Drop the pictures, then extract the listing word for word.

================

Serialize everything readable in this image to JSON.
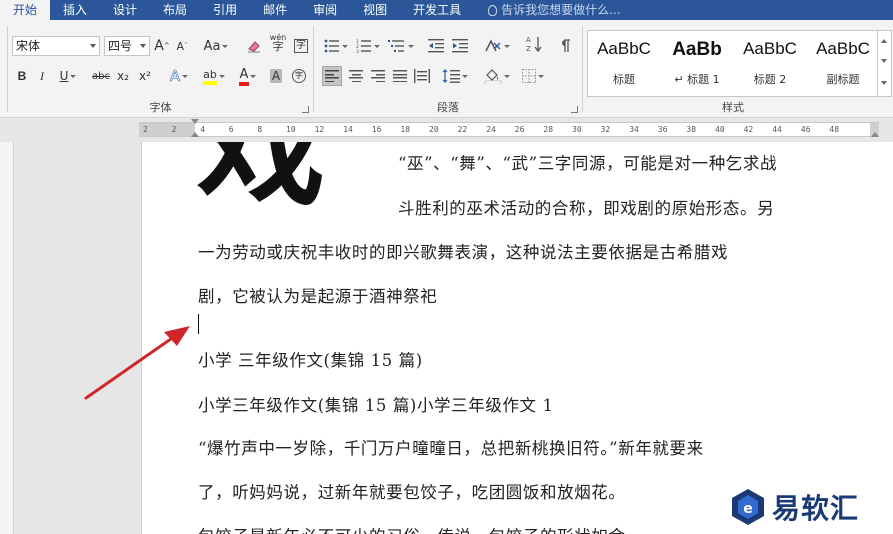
{
  "tabs": [
    "开始",
    "插入",
    "设计",
    "布局",
    "引用",
    "邮件",
    "审阅",
    "视图",
    "开发工具"
  ],
  "tell_me": "告诉我您想要做什么...",
  "font": {
    "name": "宋体",
    "size": "四号",
    "grow_label": "A",
    "shrink_label": "A",
    "case_label": "Aa",
    "bold": "B",
    "italic": "I",
    "underline": "U",
    "strike": "abc",
    "subscript": "x₂",
    "superscript": "x²",
    "effects": "A",
    "highlight": "ab",
    "color": "A",
    "shade": "A",
    "enclose": "字",
    "phonetic": "wén",
    "group_label": "字体",
    "colors": {
      "highlight": "#ffff00",
      "font_color": "#e51c1c"
    }
  },
  "paragraph": {
    "group_label": "段落"
  },
  "styles": {
    "group_label": "样式",
    "items": [
      {
        "sample": "AaBbC",
        "name": "标题",
        "bold": false
      },
      {
        "sample": "AaBb",
        "name": "↵ 标题 1",
        "bold": true
      },
      {
        "sample": "AaBbC",
        "name": "标题 2",
        "bold": false
      },
      {
        "sample": "AaBbC",
        "name": "副标题",
        "bold": false
      }
    ]
  },
  "ruler": {
    "ticks": [
      "2",
      "2",
      "4",
      "6",
      "8",
      "10",
      "12",
      "14",
      "16",
      "18",
      "20",
      "22",
      "24",
      "26",
      "28",
      "30",
      "32",
      "34",
      "36",
      "38",
      "40",
      "42",
      "44",
      "46",
      "48"
    ]
  },
  "document": {
    "dropcap": "戏",
    "lines": [
      "“巫”、“舞”、“武”三字同源，可能是对一种乞求战",
      "斗胜利的巫术活动的合称，即戏剧的原始形态。另",
      "一为劳动或庆祝丰收时的即兴歌舞表演，这种说法主要依据是古希腊戏",
      "剧，它被认为是起源于酒神祭祀",
      "小学 三年级作文(集锦 15 篇)",
      "小学三年级作文(集锦 15 篇)小学三年级作文 1",
      "“爆竹声中一岁除，千门万户曈曈日，总把新桃换旧符。”新年就要来",
      "了，听妈妈说，过新年就要包饺子，吃团圆饭和放烟花。",
      "包饺子是新年必不可少的习俗。传说，包饺子的形状如金"
    ]
  },
  "watermark": {
    "text": "易软汇",
    "color": "#1b3a75"
  },
  "annotation": {
    "arrow_color": "#d0262b"
  }
}
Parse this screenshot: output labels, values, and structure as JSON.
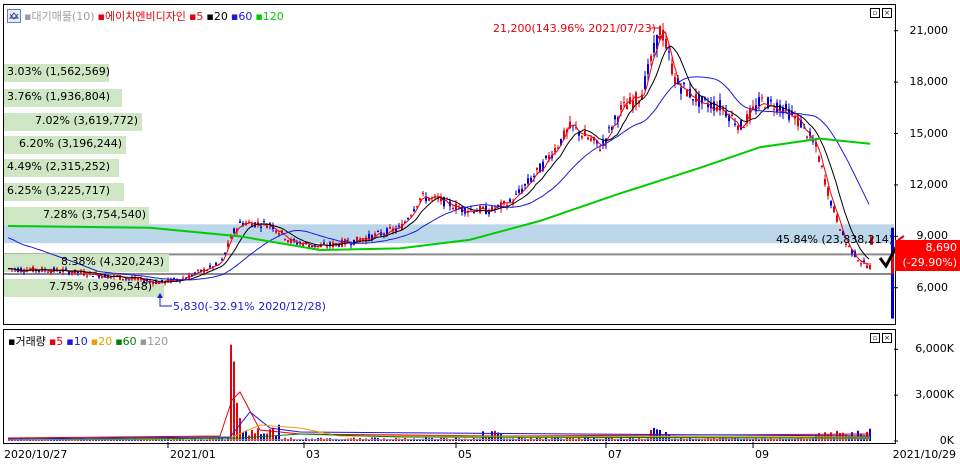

================

*OUTPUT FOR THIS EXERCISE*.
Serialize everything readable in this image to JSON.
{
  "tabs": [
    "开始",
    "插入",
    "设计",
    "布局",
    "引用",
    "邮件",
    "审阅",
    "视图",
    "开发工具"
  ],
  "tell_me": "告诉我您想要做什么...",
  "font": {
    "name": "宋体",
    "size": "四号",
    "grow_label": "A",
    "shrink_label": "A",
    "case_label": "Aa",
    "bold": "B",
    "italic": "I",
    "underline": "U",
    "strike": "abc",
    "subscript": "x₂",
    "superscript": "x²",
    "effects": "A",
    "highlight": "ab",
    "color": "A",
    "shade": "A",
    "enclose": "字",
    "phonetic": "wén",
    "group_label": "字体",
    "colors": {
      "highlight": "#ffff00",
      "font_color": "#e51c1c"
    }
  },
  "paragraph": {
    "group_label": "段落"
  },
  "styles": {
    "group_label": "样式",
    "items": [
      {
        "sample": "AaBbC",
        "name": "标题",
        "bold": false
      },
      {
        "sample": "AaBb",
        "name": "↵ 标题 1",
        "bold": true
      },
      {
        "sample": "AaBbC",
        "name": "标题 2",
        "bold": false
      },
      {
        "sample": "AaBbC",
        "name": "副标题",
        "bold": false
      }
    ]
  },
  "ruler": {
    "ticks": [
      "2",
      "2",
      "4",
      "6",
      "8",
      "10",
      "12",
      "14",
      "16",
      "18",
      "20",
      "22",
      "24",
      "26",
      "28",
      "30",
      "32",
      "34",
      "36",
      "38",
      "40",
      "42",
      "44",
      "46",
      "48"
    ]
  },
  "document": {
    "dropcap": "戏",
    "lines": [
      "“巫”、“舞”、“武”三字同源，可能是对一种乞求战",
      "斗胜利的巫术活动的合称，即戏剧的原始形态。另",
      "一为劳动或庆祝丰收时的即兴歌舞表演，这种说法主要依据是古希腊戏",
      "剧，它被认为是起源于酒神祭祀",
      "小学 三年级作文(集锦 15 篇)",
      "小学三年级作文(集锦 15 篇)小学三年级作文 1",
      "“爆竹声中一岁除，千门万户曈曈日，总把新桃换旧符。”新年就要来",
      "了，听妈妈说，过新年就要包饺子，吃团圆饭和放烟花。",
      "包饺子是新年必不可少的习俗。传说，包饺子的形状如金"
    ]
  },
  "watermark": {
    "text": "易软汇",
    "color": "#1b3a75"
  },
  "annotation": {
    "arrow_color": "#d0262b"
  }
}
Parse this screenshot: output labels, values, and structure as JSON.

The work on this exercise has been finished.